■ TASK REQUIREMENTS:
Give the records again, every one, exactly.

■ DATA RECORDS:
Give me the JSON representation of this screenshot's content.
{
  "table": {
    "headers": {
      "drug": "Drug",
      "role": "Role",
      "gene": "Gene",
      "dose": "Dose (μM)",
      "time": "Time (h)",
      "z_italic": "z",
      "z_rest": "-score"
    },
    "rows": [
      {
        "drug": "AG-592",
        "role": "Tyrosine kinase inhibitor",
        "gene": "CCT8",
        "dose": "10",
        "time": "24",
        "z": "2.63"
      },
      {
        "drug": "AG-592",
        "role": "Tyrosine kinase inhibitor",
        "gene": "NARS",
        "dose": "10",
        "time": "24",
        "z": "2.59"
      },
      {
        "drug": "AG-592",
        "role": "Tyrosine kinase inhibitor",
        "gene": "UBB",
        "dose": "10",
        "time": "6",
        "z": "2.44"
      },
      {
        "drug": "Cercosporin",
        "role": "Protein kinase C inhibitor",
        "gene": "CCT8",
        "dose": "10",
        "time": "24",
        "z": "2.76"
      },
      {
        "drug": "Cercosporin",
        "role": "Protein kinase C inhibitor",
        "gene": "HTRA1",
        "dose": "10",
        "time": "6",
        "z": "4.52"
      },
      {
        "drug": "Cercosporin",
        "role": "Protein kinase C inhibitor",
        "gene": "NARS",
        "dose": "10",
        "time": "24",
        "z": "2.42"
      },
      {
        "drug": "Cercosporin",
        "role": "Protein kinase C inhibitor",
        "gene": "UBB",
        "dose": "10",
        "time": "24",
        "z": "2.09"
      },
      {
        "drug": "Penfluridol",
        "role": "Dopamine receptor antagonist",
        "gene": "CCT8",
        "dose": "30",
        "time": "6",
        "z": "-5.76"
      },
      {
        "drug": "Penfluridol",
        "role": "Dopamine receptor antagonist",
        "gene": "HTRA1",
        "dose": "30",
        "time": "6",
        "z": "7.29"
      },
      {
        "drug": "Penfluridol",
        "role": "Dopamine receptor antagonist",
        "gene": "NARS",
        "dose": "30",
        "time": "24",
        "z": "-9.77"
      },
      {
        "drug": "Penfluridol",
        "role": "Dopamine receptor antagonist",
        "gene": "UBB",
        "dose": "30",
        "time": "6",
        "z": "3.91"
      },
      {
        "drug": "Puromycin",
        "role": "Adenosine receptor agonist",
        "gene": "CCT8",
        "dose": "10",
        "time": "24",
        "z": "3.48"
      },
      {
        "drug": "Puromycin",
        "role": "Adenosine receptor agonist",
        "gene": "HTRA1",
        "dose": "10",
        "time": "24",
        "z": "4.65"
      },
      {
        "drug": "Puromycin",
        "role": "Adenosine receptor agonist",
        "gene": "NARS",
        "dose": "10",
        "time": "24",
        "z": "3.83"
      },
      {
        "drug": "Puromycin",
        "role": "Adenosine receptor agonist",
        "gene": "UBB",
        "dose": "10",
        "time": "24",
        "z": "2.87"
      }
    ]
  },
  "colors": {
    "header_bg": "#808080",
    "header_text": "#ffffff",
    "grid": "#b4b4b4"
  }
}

■ EXERCISE SOLUTION:
Give me the JSON representation of this screenshot's content.
{
  "table": {
    "headers": {
      "drug": "Drug",
      "role": "Role",
      "gene": "Gene",
      "dose": "Dose (μM)",
      "time": "Time (h)",
      "z_italic": "z",
      "z_rest": "-score"
    },
    "rows": [
      {
        "drug": "AG-592",
        "role": "Tyrosine kinase inhibitor",
        "gene": "CCT8",
        "dose": "10",
        "time": "24",
        "z": "2.63"
      },
      {
        "drug": "AG-592",
        "role": "Tyrosine kinase inhibitor",
        "gene": "NARS",
        "dose": "10",
        "time": "24",
        "z": "2.59"
      },
      {
        "drug": "AG-592",
        "role": "Tyrosine kinase inhibitor",
        "gene": "UBB",
        "dose": "10",
        "time": "6",
        "z": "2.44"
      },
      {
        "drug": "Cercosporin",
        "role": "Protein kinase C inhibitor",
        "gene": "CCT8",
        "dose": "10",
        "time": "24",
        "z": "2.76"
      },
      {
        "drug": "Cercosporin",
        "role": "Protein kinase C inhibitor",
        "gene": "HTRA1",
        "dose": "10",
        "time": "6",
        "z": "4.52"
      },
      {
        "drug": "Cercosporin",
        "role": "Protein kinase C inhibitor",
        "gene": "NARS",
        "dose": "10",
        "time": "24",
        "z": "2.42"
      },
      {
        "drug": "Cercosporin",
        "role": "Protein kinase C inhibitor",
        "gene": "UBB",
        "dose": "10",
        "time": "24",
        "z": "2.09"
      },
      {
        "drug": "Penfluridol",
        "role": "Dopamine receptor antagonist",
        "gene": "CCT8",
        "dose": "30",
        "time": "6",
        "z": "-5.76"
      },
      {
        "drug": "Penfluridol",
        "role": "Dopamine receptor antagonist",
        "gene": "HTRA1",
        "dose": "30",
        "time": "6",
        "z": "7.29"
      },
      {
        "drug": "Penfluridol",
        "role": "Dopamine receptor antagonist",
        "gene": "NARS",
        "dose": "30",
        "time": "24",
        "z": "-9.77"
      },
      {
        "drug": "Penfluridol",
        "role": "Dopamine receptor antagonist",
        "gene": "UBB",
        "dose": "30",
        "time": "6",
        "z": "3.91"
      },
      {
        "drug": "Puromycin",
        "role": "Adenosine receptor agonist",
        "gene": "CCT8",
        "dose": "10",
        "time": "24",
        "z": "3.48"
      },
      {
        "drug": "Puromycin",
        "role": "Adenosine receptor agonist",
        "gene": "HTRA1",
        "dose": "10",
        "time": "24",
        "z": "4.65"
      },
      {
        "drug": "Puromycin",
        "role": "Adenosine receptor agonist",
        "gene": "NARS",
        "dose": "10",
        "time": "24",
        "z": "3.83"
      },
      {
        "drug": "Puromycin",
        "role": "Adenosine receptor agonist",
        "gene": "UBB",
        "dose": "10",
        "time": "24",
        "z": "2.87"
      }
    ]
  },
  "colors": {
    "header_bg": "#808080",
    "header_text": "#ffffff",
    "grid": "#b4b4b4"
  }
}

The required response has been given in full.